> **Exercise details**
All the data below goes into the copy word for word, but the pictures don't.

> **Data for this exercise**
+++++
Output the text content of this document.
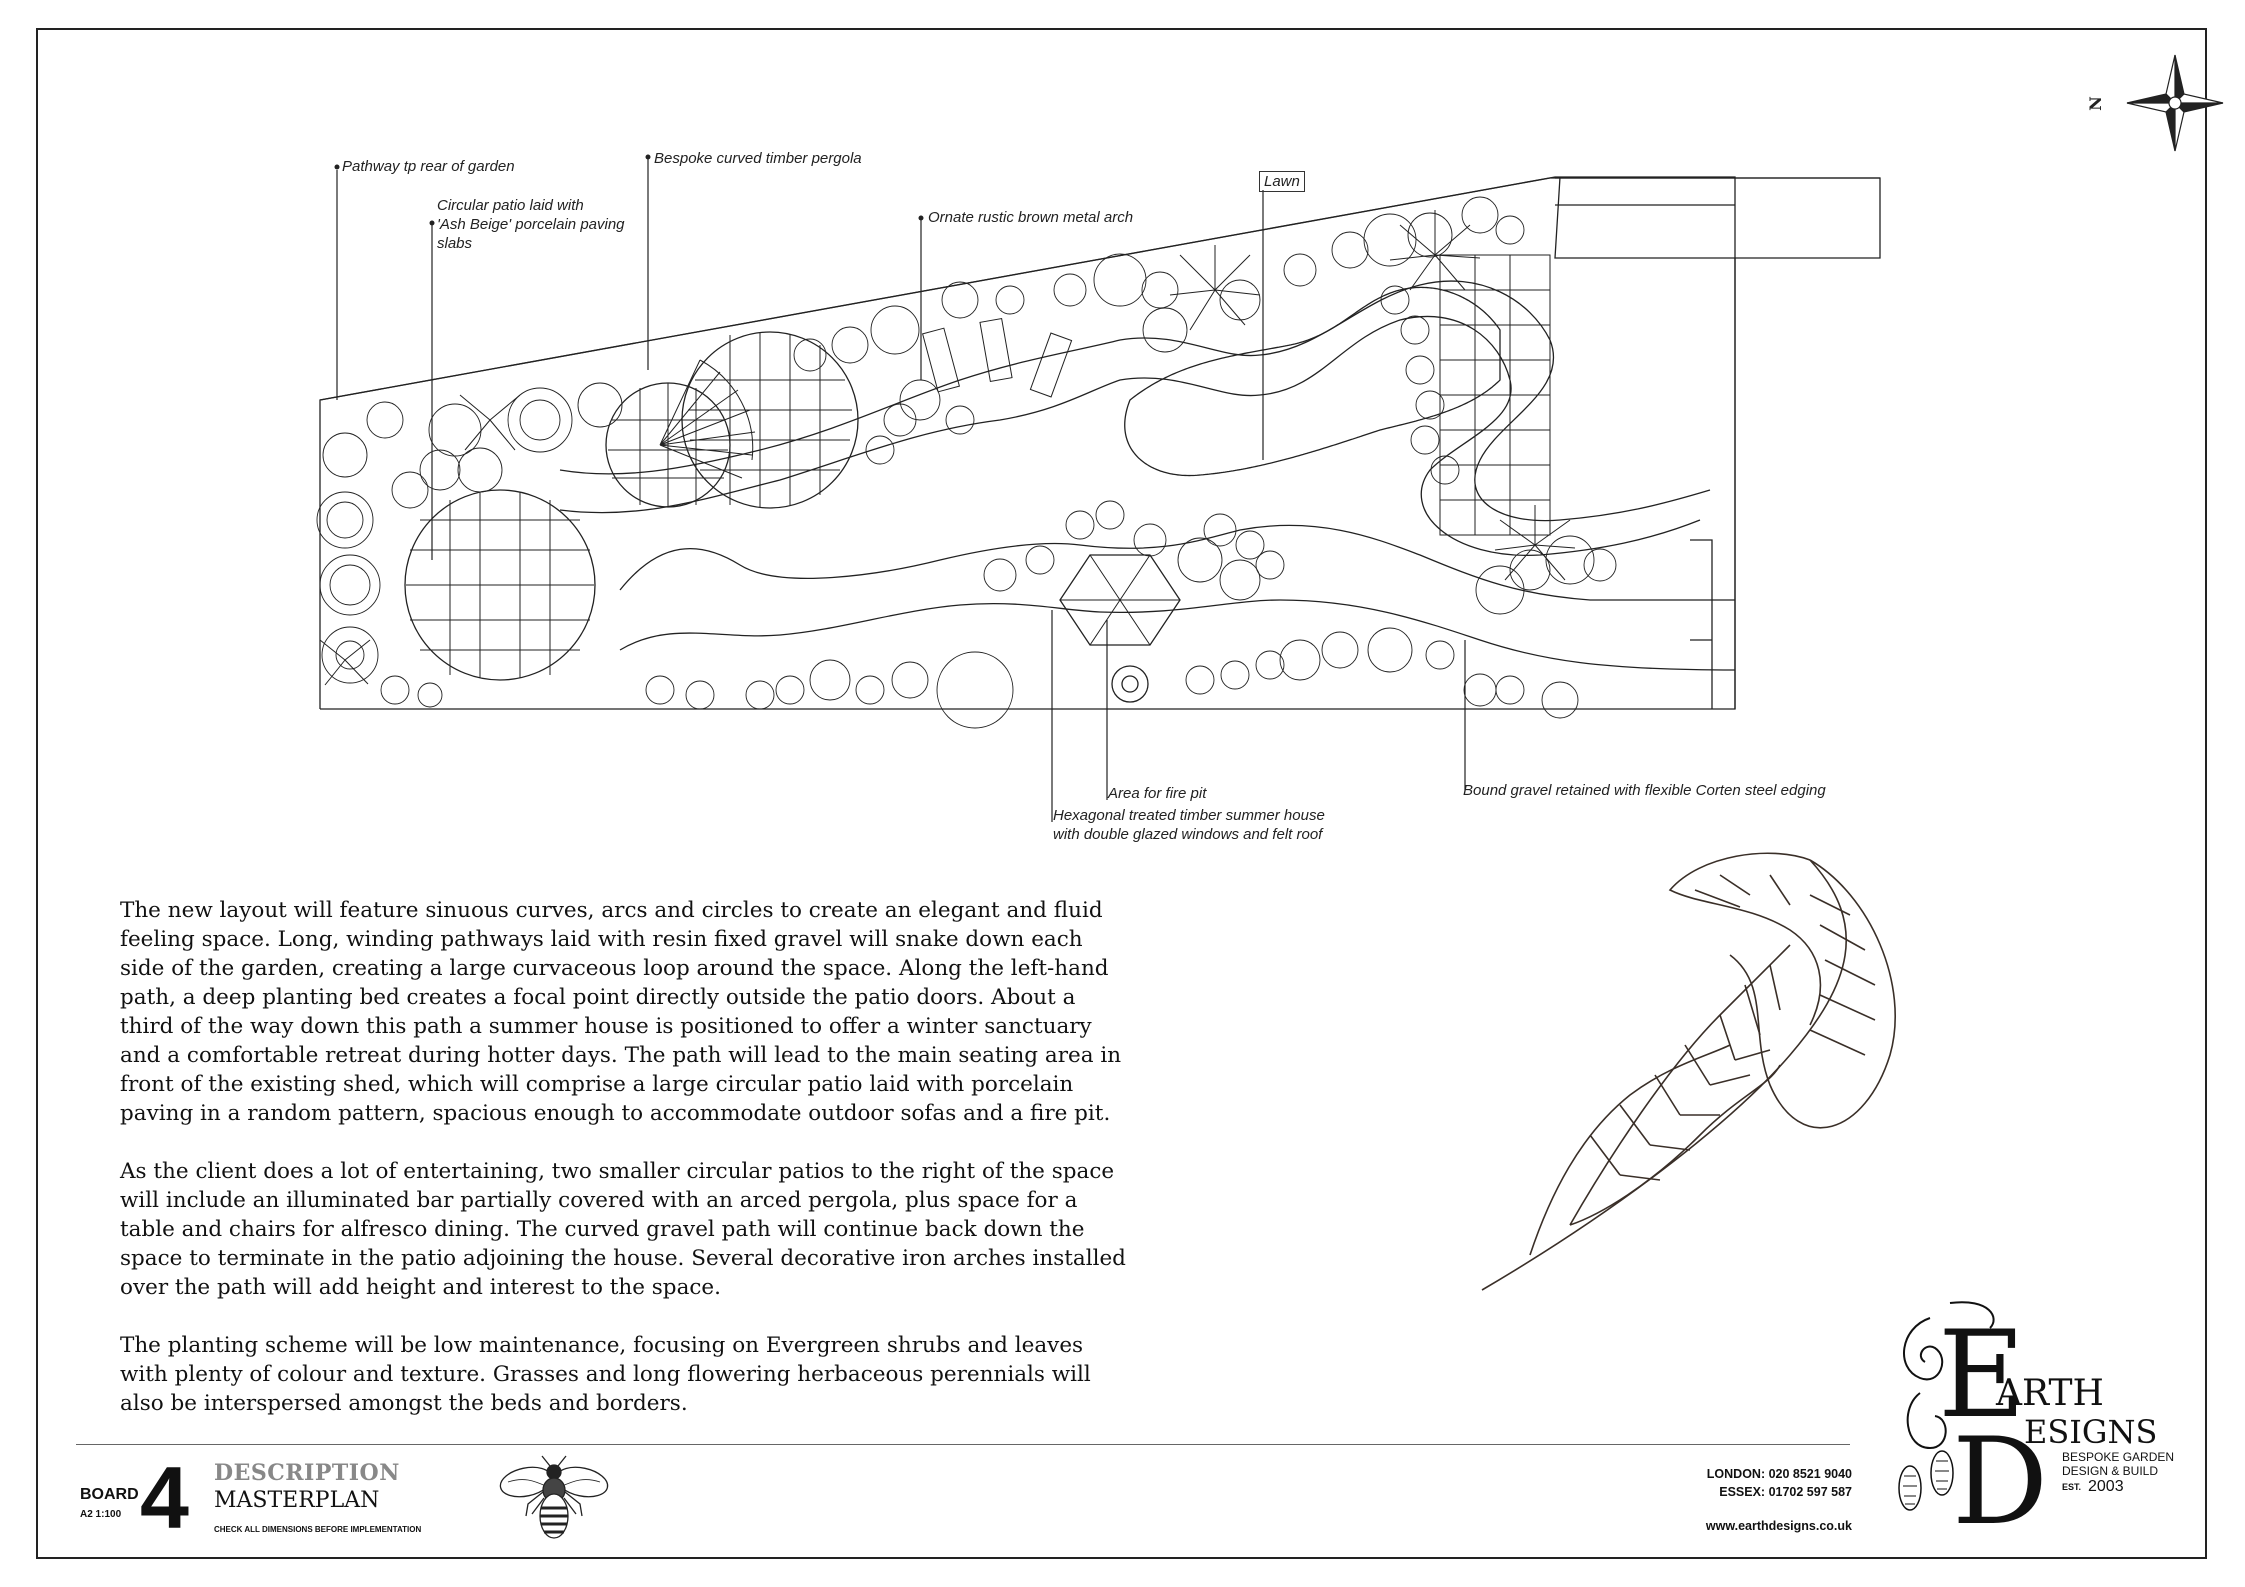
N
Pathway tp rear of garden
Circular patio laid with
'Ash Beige' porcelain paving
slabs
Bespoke curved timber pergola
Ornate rustic brown metal arch
Lawn
Area for fire pit
Hexagonal treated timber summer house
with double glazed windows and felt roof
Bound gravel retained with flexible Corten steel edging

The new layout will feature sinuous curves, arcs and circles to create an elegant and fluid
feeling space. Long, winding pathways laid with resin fixed gravel will snake down each
side of the garden, creating a large curvaceous loop around the space. Along the left-hand
path, a deep planting bed creates a focal point directly outside the patio doors. About a
third of the way down this path a summer house is positioned to offer a winter sanctuary
and a comfortable retreat during hotter days. The path will lead to the main seating area in
front of the existing shed, which will comprise a large circular patio laid with porcelain
paving in a random pattern, spacious enough to accommodate outdoor sofas and a fire pit.

As the client does a lot of entertaining, two smaller circular patios to the right of the space
will include an illuminated bar partially covered with an arced pergola, plus space for a
table and chairs for alfresco dining. The curved gravel path will continue back down the
space to terminate in the patio adjoining the house. Several decorative iron arches installed
over the path will add height and interest to the space.

The planting scheme will be low maintenance, focusing on Evergreen shrubs and leaves
with plenty of colour and texture. Grasses and long flowering herbaceous perennials will
also be interspersed amongst the beds and borders.

BOARD
A2 1:100 4 DESCRIPTION
MASTERPLAN
CHECK ALL DIMENSIONS BEFORE IMPLEMENTATION
LONDON: 020 8521 9040
ESSEX: 01702 597 587
www.earthdesigns.co.uk
E
D
ARTH
ESIGNS
BESPOKE GARDEN
DESIGN & BUILD
EST. 2003
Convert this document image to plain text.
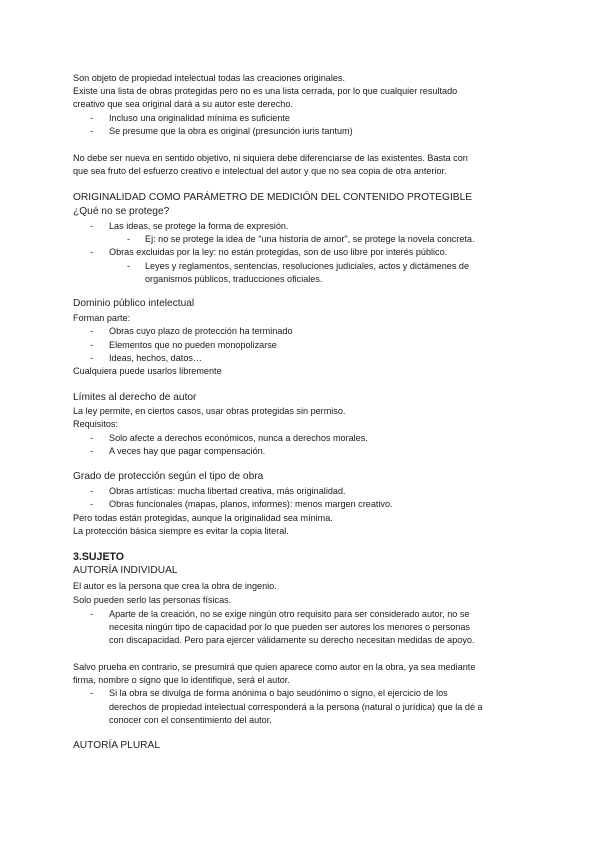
Son objeto de propiedad intelectual todas las creaciones originales.
Existe una lista de obras protegidas pero no es una lista cerrada, por lo que cualquier resultado
creativo que sea original dará a su autor este derecho.
- Incluso una originalidad mínima es suficiente
- Se presume que la obra es original (presunción iuris tantum)
No debe ser nueva en sentido objetivo, ni siquiera debe diferenciarse de las existentes. Basta con
que sea fruto del esfuerzo creativo e intelectual del autor y que no sea copia de otra anterior.
ORIGINALIDAD COMO PARÁMETRO DE MEDICIÓN DEL CONTENIDO PROTEGIBLE
¿Qué no se protege?
- Las ideas, se protege la forma de expresión.
- Ej: no se protege la idea de "una historia de amor", se protege la novela concreta.
- Obras excluidas por la ley: no están protegidas, son de uso libre por interés público.
- Leyes y reglamentos, sentencias, resoluciones judiciales, actos y dictámenes de
organismos públicos, traducciones oficiales.
Dominio público intelectual
Forman parte:
- Obras cuyo plazo de protección ha terminado
- Elementos que no pueden monopolizarse
- Ideas, hechos, datos…
Cualquiera puede usarlos libremente
Límites al derecho de autor
La ley permite, en ciertos casos, usar obras protegidas sin permiso.
Requisitos:
- Solo afecte a derechos económicos, nunca a derechos morales.
- A veces hay que pagar compensación.
Grado de protección según el tipo de obra
- Obras artísticas: mucha libertad creativa, más originalidad.
- Obras funcionales (mapas, planos, informes): menos margen creativo.
Pero todas están protegidas, aunque la originalidad sea mínima.
La protección básica siempre es evitar la copia literal.
3.SUJETO
AUTORÍA INDIVIDUAL
El autor es la persona que crea la obra de ingenio.
Solo pueden serlo las personas físicas.
- Aparte de la creación, no se exige ningún otro requisito para ser considerado autor, no se
necesita ningún tipo de capacidad por lo que pueden ser autores los menores o personas
con discapacidad. Pero para ejercer válidamente su derecho necesitan medidas de apoyo.
Salvo prueba en contrario, se presumirá que quien aparece como autor en la obra, ya sea mediante
firma, nombre o signo que lo identifique, será el autor.
- Si la obra se divulga de forma anónima o bajo seudónimo o signo, el ejercicio de los
derechos de propiedad intelectual corresponderá a la persona (natural o jurídica) que la dé a
conocer con el consentimiento del autor.
AUTORÍA PLURAL
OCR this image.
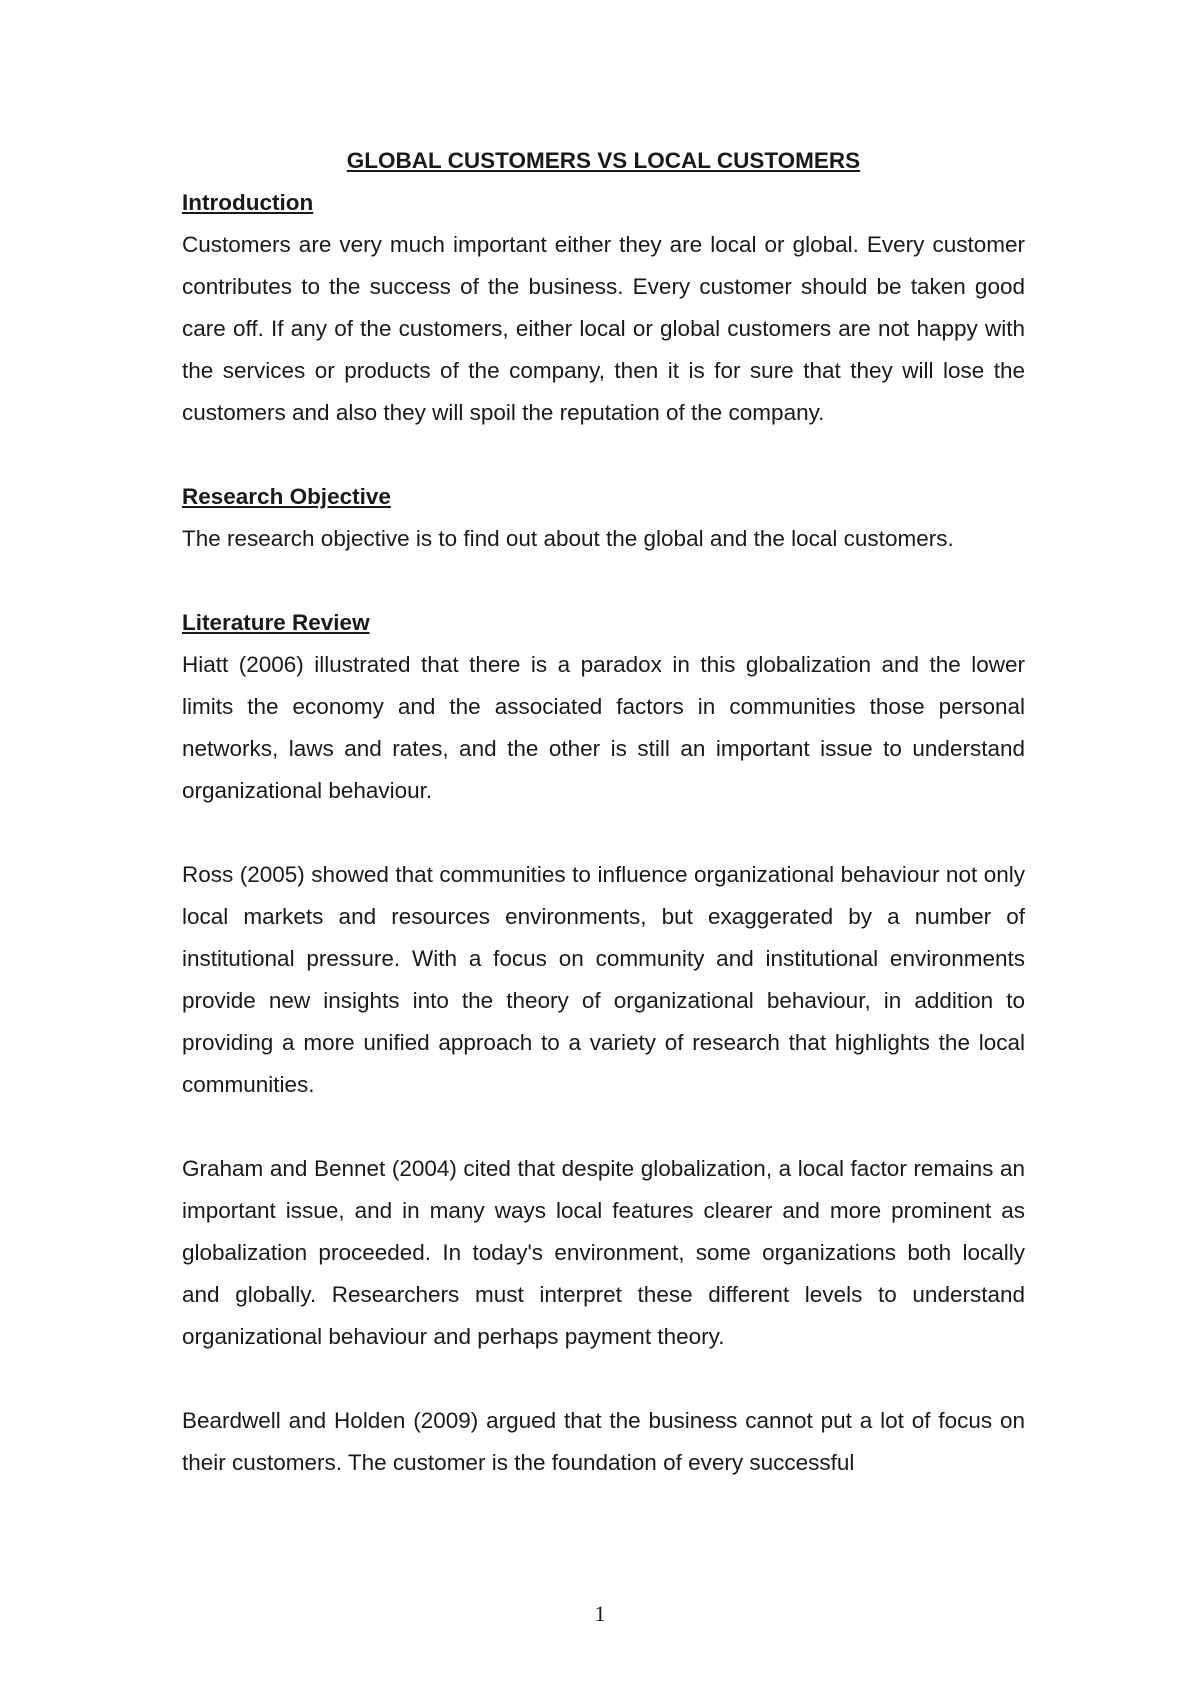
GLOBAL CUSTOMERS VS LOCAL CUSTOMERS

Introduction

Customers are very much important either they are local or global. Every customer contributes to the success of the business. Every customer should be taken good care off. If any of the customers, either local or global customers are not happy with the services or products of the company, then it is for sure that they will lose the customers and also they will spoil the reputation of the company.

Research Objective

The research objective is to find out about the global and the local customers.

Literature Review

Hiatt (2006) illustrated that there is a paradox in this globalization and the lower limits the economy and the associated factors in communities those personal networks, laws and rates, and the other is still an important issue to understand organizational behaviour.

Ross (2005) showed that communities to influence organizational behaviour not only local markets and resources environments, but exaggerated by a number of institutional pressure. With a focus on community and institutional environments provide new insights into the theory of organizational behaviour, in addition to providing a more unified approach to a variety of research that highlights the local communities.

Graham and Bennet (2004) cited that despite globalization, a local factor remains an important issue, and in many ways local features clearer and more prominent as globalization proceeded. In today's environment, some organizations both locally and globally. Researchers must interpret these different levels to understand organizational behaviour and perhaps payment theory.

Beardwell and Holden (2009) argued that the business cannot put a lot of focus on their customers. The customer is the foundation of every successful

1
+++++
> **Answer to this exercise**
Output the text content of this document.
N
Pathway tp rear of garden
Circular patio laid with
'Ash Beige' porcelain paving
slabs
Bespoke curved timber pergola
Ornate rustic brown metal arch
Lawn
Area for fire pit
Hexagonal treated timber summer house
with double glazed windows and felt roof
Bound gravel retained with flexible Corten steel edging

The new layout will feature sinuous curves, arcs and circles to create an elegant and fluid
feeling space. Long, winding pathways laid with resin fixed gravel will snake down each
side of the garden, creating a large curvaceous loop around the space. Along the left-hand
path, a deep planting bed creates a focal point directly outside the patio doors. About a
third of the way down this path a summer house is positioned to offer a winter sanctuary
and a comfortable retreat during hotter days. The path will lead to the main seating area in
front of the existing shed, which will comprise a large circular patio laid with porcelain
paving in a random pattern, spacious enough to accommodate outdoor sofas and a fire pit.

As the client does a lot of entertaining, two smaller circular patios to the right of the space
will include an illuminated bar partially covered with an arced pergola, plus space for a
table and chairs for alfresco dining. The curved gravel path will continue back down the
space to terminate in the patio adjoining the house. Several decorative iron arches installed
over the path will add height and interest to the space.

The planting scheme will be low maintenance, focusing on Evergreen shrubs and leaves
with plenty of colour and texture. Grasses and long flowering herbaceous perennials will
also be interspersed amongst the beds and borders.

BOARD
A2 1:100 4 DESCRIPTION
MASTERPLAN
CHECK ALL DIMENSIONS BEFORE IMPLEMENTATION
LONDON: 020 8521 9040
ESSEX: 01702 597 587
www.earthdesigns.co.uk
E
D
ARTH
ESIGNS
BESPOKE GARDEN
DESIGN & BUILD
EST. 2003
Convert this document image to plain text.
Son objeto de propiedad intelectual todas las creaciones originales.
Existe una lista de obras protegidas pero no es una lista cerrada, por lo que cualquier resultado
creativo que sea original dará a su autor este derecho.
- Incluso una originalidad mínima es suficiente
- Se presume que la obra es original (presunción iuris tantum)
No debe ser nueva en sentido objetivo, ni siquiera debe diferenciarse de las existentes. Basta con
que sea fruto del esfuerzo creativo e intelectual del autor y que no sea copia de otra anterior.
ORIGINALIDAD COMO PARÁMETRO DE MEDICIÓN DEL CONTENIDO PROTEGIBLE
¿Qué no se protege?
- Las ideas, se protege la forma de expresión.
- Ej: no se protege la idea de "una historia de amor", se protege la novela concreta.
- Obras excluidas por la ley: no están protegidas, son de uso libre por interés público.
- Leyes y reglamentos, sentencias, resoluciones judiciales, actos y dictámenes de
organismos públicos, traducciones oficiales.
Dominio público intelectual
Forman parte:
- Obras cuyo plazo de protección ha terminado
- Elementos que no pueden monopolizarse
- Ideas, hechos, datos…
Cualquiera puede usarlos libremente
Límites al derecho de autor
La ley permite, en ciertos casos, usar obras protegidas sin permiso.
Requisitos:
- Solo afecte a derechos económicos, nunca a derechos morales.
- A veces hay que pagar compensación.
Grado de protección según el tipo de obra
- Obras artísticas: mucha libertad creativa, más originalidad.
- Obras funcionales (mapas, planos, informes): menos margen creativo.
Pero todas están protegidas, aunque la originalidad sea mínima.
La protección básica siempre es evitar la copia literal.
3.SUJETO
AUTORÍA INDIVIDUAL
El autor es la persona que crea la obra de ingenio.
Solo pueden serlo las personas físicas.
- Aparte de la creación, no se exige ningún otro requisito para ser considerado autor, no se
necesita ningún tipo de capacidad por lo que pueden ser autores los menores o personas
con discapacidad. Pero para ejercer válidamente su derecho necesitan medidas de apoyo.
Salvo prueba en contrario, se presumirá que quien aparece como autor en la obra, ya sea mediante
firma, nombre o signo que lo identifique, será el autor.
- Si la obra se divulga de forma anónima o bajo seudónimo o signo, el ejercicio de los
derechos de propiedad intelectual corresponderá a la persona (natural o jurídica) que la dé a
conocer con el consentimiento del autor.
AUTORÍA PLURAL
OCR this image.
GLOBAL CUSTOMERS VS LOCAL CUSTOMERS

Introduction

Customers are very much important either they are local or global. Every customer contributes to the success of the business. Every customer should be taken good care off. If any of the customers, either local or global customers are not happy with the services or products of the company, then it is for sure that they will lose the customers and also they will spoil the reputation of the company.

Research Objective

The research objective is to find out about the global and the local customers.

Literature Review

Hiatt (2006) illustrated that there is a paradox in this globalization and the lower limits the economy and the associated factors in communities those personal networks, laws and rates, and the other is still an important issue to understand organizational behaviour.

Ross (2005) showed that communities to influence organizational behaviour not only local markets and resources environments, but exaggerated by a number of institutional pressure. With a focus on community and institutional environments provide new insights into the theory of organizational behaviour, in addition to providing a more unified approach to a variety of research that highlights the local communities.

Graham and Bennet (2004) cited that despite globalization, a local factor remains an important issue, and in many ways local features clearer and more prominent as globalization proceeded. In today's environment, some organizations both locally and globally. Researchers must interpret these different levels to understand organizational behaviour and perhaps payment theory.

Beardwell and Holden (2009) argued that the business cannot put a lot of focus on their customers. The customer is the foundation of every successful

1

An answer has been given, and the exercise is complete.